## TASK DETAILS
Please repeat all of the listing exactly.

## RECORDS FOR PROCESSING
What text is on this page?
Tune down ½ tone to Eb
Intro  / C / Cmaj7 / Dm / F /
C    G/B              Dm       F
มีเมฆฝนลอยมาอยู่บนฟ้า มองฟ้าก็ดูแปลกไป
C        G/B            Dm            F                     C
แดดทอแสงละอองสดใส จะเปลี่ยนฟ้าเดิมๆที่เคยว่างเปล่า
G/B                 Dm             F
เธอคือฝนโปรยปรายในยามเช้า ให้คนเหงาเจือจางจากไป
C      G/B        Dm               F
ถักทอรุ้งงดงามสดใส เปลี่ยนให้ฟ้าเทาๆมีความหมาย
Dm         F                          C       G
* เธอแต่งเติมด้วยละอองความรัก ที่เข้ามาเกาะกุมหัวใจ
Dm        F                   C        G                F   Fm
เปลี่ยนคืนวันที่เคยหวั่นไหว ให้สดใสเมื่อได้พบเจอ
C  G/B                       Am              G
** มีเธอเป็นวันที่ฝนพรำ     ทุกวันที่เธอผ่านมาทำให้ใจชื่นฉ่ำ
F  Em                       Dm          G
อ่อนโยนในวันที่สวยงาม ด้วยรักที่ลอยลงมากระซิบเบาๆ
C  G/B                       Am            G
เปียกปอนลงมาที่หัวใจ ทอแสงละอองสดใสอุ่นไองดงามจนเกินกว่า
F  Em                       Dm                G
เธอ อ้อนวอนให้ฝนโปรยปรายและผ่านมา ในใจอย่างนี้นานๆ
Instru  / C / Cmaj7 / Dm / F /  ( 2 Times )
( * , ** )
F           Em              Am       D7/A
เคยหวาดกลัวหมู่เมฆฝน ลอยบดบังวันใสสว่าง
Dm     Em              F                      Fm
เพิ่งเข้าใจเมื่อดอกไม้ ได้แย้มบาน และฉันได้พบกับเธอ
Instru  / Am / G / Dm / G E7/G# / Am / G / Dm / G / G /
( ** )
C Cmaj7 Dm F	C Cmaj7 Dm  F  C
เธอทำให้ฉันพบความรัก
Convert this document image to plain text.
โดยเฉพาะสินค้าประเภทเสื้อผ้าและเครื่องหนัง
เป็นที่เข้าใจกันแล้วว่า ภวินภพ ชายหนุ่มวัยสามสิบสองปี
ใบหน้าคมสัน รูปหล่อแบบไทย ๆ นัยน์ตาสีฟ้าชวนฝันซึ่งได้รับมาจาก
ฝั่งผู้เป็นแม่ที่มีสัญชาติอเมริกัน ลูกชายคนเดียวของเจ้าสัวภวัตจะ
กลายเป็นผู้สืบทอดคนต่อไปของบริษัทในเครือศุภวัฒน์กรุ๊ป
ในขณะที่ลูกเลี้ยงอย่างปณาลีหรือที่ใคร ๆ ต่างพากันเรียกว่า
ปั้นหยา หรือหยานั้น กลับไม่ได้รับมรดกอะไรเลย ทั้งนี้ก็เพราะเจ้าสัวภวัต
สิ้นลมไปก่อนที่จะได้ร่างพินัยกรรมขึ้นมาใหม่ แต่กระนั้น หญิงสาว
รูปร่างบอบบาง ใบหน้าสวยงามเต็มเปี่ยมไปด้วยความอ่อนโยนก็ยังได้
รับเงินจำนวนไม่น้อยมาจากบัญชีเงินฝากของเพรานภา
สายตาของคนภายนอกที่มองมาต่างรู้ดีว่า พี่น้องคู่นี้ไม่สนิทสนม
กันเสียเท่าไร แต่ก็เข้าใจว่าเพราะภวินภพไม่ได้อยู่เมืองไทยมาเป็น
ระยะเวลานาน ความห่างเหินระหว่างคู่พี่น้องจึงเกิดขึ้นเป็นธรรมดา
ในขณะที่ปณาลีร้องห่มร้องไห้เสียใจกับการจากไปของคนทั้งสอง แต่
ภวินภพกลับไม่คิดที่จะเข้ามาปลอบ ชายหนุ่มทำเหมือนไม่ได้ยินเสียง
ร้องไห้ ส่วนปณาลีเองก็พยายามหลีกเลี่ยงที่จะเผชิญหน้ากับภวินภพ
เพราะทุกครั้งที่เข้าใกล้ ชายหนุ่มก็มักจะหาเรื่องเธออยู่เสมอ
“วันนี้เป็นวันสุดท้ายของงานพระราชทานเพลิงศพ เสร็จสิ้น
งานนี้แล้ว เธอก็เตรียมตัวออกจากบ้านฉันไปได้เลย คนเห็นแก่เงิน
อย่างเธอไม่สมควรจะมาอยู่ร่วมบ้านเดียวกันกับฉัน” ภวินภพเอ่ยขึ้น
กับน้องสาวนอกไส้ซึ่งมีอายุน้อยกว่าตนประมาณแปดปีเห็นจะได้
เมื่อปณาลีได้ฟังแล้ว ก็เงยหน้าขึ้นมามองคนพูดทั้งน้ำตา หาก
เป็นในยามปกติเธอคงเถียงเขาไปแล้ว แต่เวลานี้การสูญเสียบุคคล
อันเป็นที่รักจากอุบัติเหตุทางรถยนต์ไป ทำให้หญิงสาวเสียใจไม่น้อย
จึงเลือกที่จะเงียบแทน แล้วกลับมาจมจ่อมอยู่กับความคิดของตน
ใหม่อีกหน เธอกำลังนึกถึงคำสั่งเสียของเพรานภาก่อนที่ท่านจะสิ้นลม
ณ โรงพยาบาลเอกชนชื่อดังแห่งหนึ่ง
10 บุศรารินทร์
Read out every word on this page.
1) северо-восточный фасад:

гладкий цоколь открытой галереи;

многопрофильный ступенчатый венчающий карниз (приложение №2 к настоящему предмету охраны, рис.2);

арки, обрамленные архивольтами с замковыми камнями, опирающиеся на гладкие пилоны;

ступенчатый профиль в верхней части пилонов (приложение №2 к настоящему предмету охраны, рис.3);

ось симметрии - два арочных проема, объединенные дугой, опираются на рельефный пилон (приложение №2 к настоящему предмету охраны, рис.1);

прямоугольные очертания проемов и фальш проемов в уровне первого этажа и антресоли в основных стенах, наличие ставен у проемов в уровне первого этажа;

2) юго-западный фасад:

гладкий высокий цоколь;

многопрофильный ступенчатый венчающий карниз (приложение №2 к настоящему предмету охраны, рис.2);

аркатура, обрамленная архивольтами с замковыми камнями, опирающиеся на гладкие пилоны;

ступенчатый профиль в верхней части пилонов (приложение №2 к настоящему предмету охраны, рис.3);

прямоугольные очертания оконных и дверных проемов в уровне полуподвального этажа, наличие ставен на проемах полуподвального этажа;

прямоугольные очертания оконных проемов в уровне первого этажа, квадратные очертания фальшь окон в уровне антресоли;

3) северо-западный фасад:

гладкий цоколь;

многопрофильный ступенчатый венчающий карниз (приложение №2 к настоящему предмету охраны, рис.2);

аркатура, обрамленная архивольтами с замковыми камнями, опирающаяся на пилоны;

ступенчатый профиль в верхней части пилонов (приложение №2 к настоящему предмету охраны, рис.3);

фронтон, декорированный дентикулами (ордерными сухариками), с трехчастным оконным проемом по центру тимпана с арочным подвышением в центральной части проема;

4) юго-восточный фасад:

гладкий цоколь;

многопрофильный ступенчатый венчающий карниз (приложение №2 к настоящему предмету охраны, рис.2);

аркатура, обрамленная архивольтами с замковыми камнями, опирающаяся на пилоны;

## ANSWER
What text is on this page?
Tune down ½ tone to Eb
Intro  / C / Cmaj7 / Dm / F /
C    G/B              Dm       F
มีเมฆฝนลอยมาอยู่บนฟ้า มองฟ้าก็ดูแปลกไป
C        G/B            Dm            F                     C
แดดทอแสงละอองสดใส จะเปลี่ยนฟ้าเดิมๆที่เคยว่างเปล่า
G/B                 Dm             F
เธอคือฝนโปรยปรายในยามเช้า ให้คนเหงาเจือจางจากไป
C      G/B        Dm               F
ถักทอรุ้งงดงามสดใส เปลี่ยนให้ฟ้าเทาๆมีความหมาย
Dm         F                          C       G
* เธอแต่งเติมด้วยละอองความรัก ที่เข้ามาเกาะกุมหัวใจ
Dm        F                   C        G                F   Fm
เปลี่ยนคืนวันที่เคยหวั่นไหว ให้สดใสเมื่อได้พบเจอ
C  G/B                       Am              G
** มีเธอเป็นวันที่ฝนพรำ     ทุกวันที่เธอผ่านมาทำให้ใจชื่นฉ่ำ
F  Em                       Dm          G
อ่อนโยนในวันที่สวยงาม ด้วยรักที่ลอยลงมากระซิบเบาๆ
C  G/B                       Am            G
เปียกปอนลงมาที่หัวใจ ทอแสงละอองสดใสอุ่นไองดงามจนเกินกว่า
F  Em                       Dm                G
เธอ อ้อนวอนให้ฝนโปรยปรายและผ่านมา ในใจอย่างนี้นานๆ
Instru  / C / Cmaj7 / Dm / F /  ( 2 Times )
( * , ** )
F           Em              Am       D7/A
เคยหวาดกลัวหมู่เมฆฝน ลอยบดบังวันใสสว่าง
Dm     Em              F                      Fm
เพิ่งเข้าใจเมื่อดอกไม้ ได้แย้มบาน และฉันได้พบกับเธอ
Instru  / Am / G / Dm / G E7/G# / Am / G / Dm / G / G /
( ** )
C Cmaj7 Dm F	C Cmaj7 Dm  F  C
เธอทำให้ฉันพบความรัก
Convert this document image to plain text.
โดยเฉพาะสินค้าประเภทเสื้อผ้าและเครื่องหนัง
เป็นที่เข้าใจกันแล้วว่า ภวินภพ ชายหนุ่มวัยสามสิบสองปี
ใบหน้าคมสัน รูปหล่อแบบไทย ๆ นัยน์ตาสีฟ้าชวนฝันซึ่งได้รับมาจาก
ฝั่งผู้เป็นแม่ที่มีสัญชาติอเมริกัน ลูกชายคนเดียวของเจ้าสัวภวัตจะ
กลายเป็นผู้สืบทอดคนต่อไปของบริษัทในเครือศุภวัฒน์กรุ๊ป
ในขณะที่ลูกเลี้ยงอย่างปณาลีหรือที่ใคร ๆ ต่างพากันเรียกว่า
ปั้นหยา หรือหยานั้น กลับไม่ได้รับมรดกอะไรเลย ทั้งนี้ก็เพราะเจ้าสัวภวัต
สิ้นลมไปก่อนที่จะได้ร่างพินัยกรรมขึ้นมาใหม่ แต่กระนั้น หญิงสาว
รูปร่างบอบบาง ใบหน้าสวยงามเต็มเปี่ยมไปด้วยความอ่อนโยนก็ยังได้
รับเงินจำนวนไม่น้อยมาจากบัญชีเงินฝากของเพรานภา
สายตาของคนภายนอกที่มองมาต่างรู้ดีว่า พี่น้องคู่นี้ไม่สนิทสนม
กันเสียเท่าไร แต่ก็เข้าใจว่าเพราะภวินภพไม่ได้อยู่เมืองไทยมาเป็น
ระยะเวลานาน ความห่างเหินระหว่างคู่พี่น้องจึงเกิดขึ้นเป็นธรรมดา
ในขณะที่ปณาลีร้องห่มร้องไห้เสียใจกับการจากไปของคนทั้งสอง แต่
ภวินภพกลับไม่คิดที่จะเข้ามาปลอบ ชายหนุ่มทำเหมือนไม่ได้ยินเสียง
ร้องไห้ ส่วนปณาลีเองก็พยายามหลีกเลี่ยงที่จะเผชิญหน้ากับภวินภพ
เพราะทุกครั้งที่เข้าใกล้ ชายหนุ่มก็มักจะหาเรื่องเธออยู่เสมอ
“วันนี้เป็นวันสุดท้ายของงานพระราชทานเพลิงศพ เสร็จสิ้น
งานนี้แล้ว เธอก็เตรียมตัวออกจากบ้านฉันไปได้เลย คนเห็นแก่เงิน
อย่างเธอไม่สมควรจะมาอยู่ร่วมบ้านเดียวกันกับฉัน” ภวินภพเอ่ยขึ้น
กับน้องสาวนอกไส้ซึ่งมีอายุน้อยกว่าตนประมาณแปดปีเห็นจะได้
เมื่อปณาลีได้ฟังแล้ว ก็เงยหน้าขึ้นมามองคนพูดทั้งน้ำตา หาก
เป็นในยามปกติเธอคงเถียงเขาไปแล้ว แต่เวลานี้การสูญเสียบุคคล
อันเป็นที่รักจากอุบัติเหตุทางรถยนต์ไป ทำให้หญิงสาวเสียใจไม่น้อย
จึงเลือกที่จะเงียบแทน แล้วกลับมาจมจ่อมอยู่กับความคิดของตน
ใหม่อีกหน เธอกำลังนึกถึงคำสั่งเสียของเพรานภาก่อนที่ท่านจะสิ้นลม
ณ โรงพยาบาลเอกชนชื่อดังแห่งหนึ่ง
10 บุศรารินทร์
Read out every word on this page.
1) северо-восточный фасад:

гладкий цоколь открытой галереи;

многопрофильный ступенчатый венчающий карниз (приложение №2 к настоящему предмету охраны, рис.2);

арки, обрамленные архивольтами с замковыми камнями, опирающиеся на гладкие пилоны;

ступенчатый профиль в верхней части пилонов (приложение №2 к настоящему предмету охраны, рис.3);

ось симметрии - два арочных проема, объединенные дугой, опираются на рельефный пилон (приложение №2 к настоящему предмету охраны, рис.1);

прямоугольные очертания проемов и фальш проемов в уровне первого этажа и антресоли в основных стенах, наличие ставен у проемов в уровне первого этажа;

2) юго-западный фасад:

гладкий высокий цоколь;

многопрофильный ступенчатый венчающий карниз (приложение №2 к настоящему предмету охраны, рис.2);

аркатура, обрамленная архивольтами с замковыми камнями, опирающиеся на гладкие пилоны;

ступенчатый профиль в верхней части пилонов (приложение №2 к настоящему предмету охраны, рис.3);

прямоугольные очертания оконных и дверных проемов в уровне полуподвального этажа, наличие ставен на проемах полуподвального этажа;

прямоугольные очертания оконных проемов в уровне первого этажа, квадратные очертания фальшь окон в уровне антресоли;

3) северо-западный фасад:

гладкий цоколь;

многопрофильный ступенчатый венчающий карниз (приложение №2 к настоящему предмету охраны, рис.2);

аркатура, обрамленная архивольтами с замковыми камнями, опирающаяся на пилоны;

ступенчатый профиль в верхней части пилонов (приложение №2 к настоящему предмету охраны, рис.3);

фронтон, декорированный дентикулами (ордерными сухариками), с трехчастным оконным проемом по центру тимпана с арочным подвышением в центральной части проема;

4) юго-восточный фасад:

гладкий цоколь;

многопрофильный ступенчатый венчающий карниз (приложение №2 к настоящему предмету охраны, рис.2);

аркатура, обрамленная архивольтами с замковыми камнями, опирающаяся на пилоны;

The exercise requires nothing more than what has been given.